▸ Work required
Here are some records. Copy each one exactly.

━━━━━━━━━━━━━━━━

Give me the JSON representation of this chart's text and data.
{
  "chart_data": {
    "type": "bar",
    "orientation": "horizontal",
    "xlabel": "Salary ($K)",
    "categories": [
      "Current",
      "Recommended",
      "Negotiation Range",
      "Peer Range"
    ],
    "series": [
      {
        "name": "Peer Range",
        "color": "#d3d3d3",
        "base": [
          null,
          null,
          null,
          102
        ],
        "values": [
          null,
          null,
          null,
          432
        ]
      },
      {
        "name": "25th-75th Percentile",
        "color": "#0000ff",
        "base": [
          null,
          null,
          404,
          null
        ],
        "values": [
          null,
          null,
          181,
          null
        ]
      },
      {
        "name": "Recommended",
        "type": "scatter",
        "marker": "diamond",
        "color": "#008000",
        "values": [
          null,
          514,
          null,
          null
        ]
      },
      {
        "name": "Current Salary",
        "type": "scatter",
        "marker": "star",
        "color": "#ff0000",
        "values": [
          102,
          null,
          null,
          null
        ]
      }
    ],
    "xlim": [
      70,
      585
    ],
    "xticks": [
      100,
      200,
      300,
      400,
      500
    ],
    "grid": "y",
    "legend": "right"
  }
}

━━━━━━━━━━━━━━━━

▸ Answer to the exercise
Give me the JSON representation of this chart's text and data.
{
  "chart_data": {
    "type": "bar",
    "orientation": "horizontal",
    "xlabel": "Salary ($K)",
    "categories": [
      "Current",
      "Recommended",
      "Negotiation Range",
      "Peer Range"
    ],
    "series": [
      {
        "name": "Peer Range",
        "color": "#d3d3d3",
        "base": [
          null,
          null,
          null,
          102
        ],
        "values": [
          null,
          null,
          null,
          432
        ]
      },
      {
        "name": "25th-75th Percentile",
        "color": "#0000ff",
        "base": [
          null,
          null,
          404,
          null
        ],
        "values": [
          null,
          null,
          181,
          null
        ]
      },
      {
        "name": "Recommended",
        "type": "scatter",
        "marker": "diamond",
        "color": "#008000",
        "values": [
          null,
          514,
          null,
          null
        ]
      },
      {
        "name": "Current Salary",
        "type": "scatter",
        "marker": "star",
        "color": "#ff0000",
        "values": [
          102,
          null,
          null,
          null
        ]
      }
    ],
    "xlim": [
      70,
      585
    ],
    "xticks": [
      100,
      200,
      300,
      400,
      500
    ],
    "grid": "y",
    "legend": "right"
  }
}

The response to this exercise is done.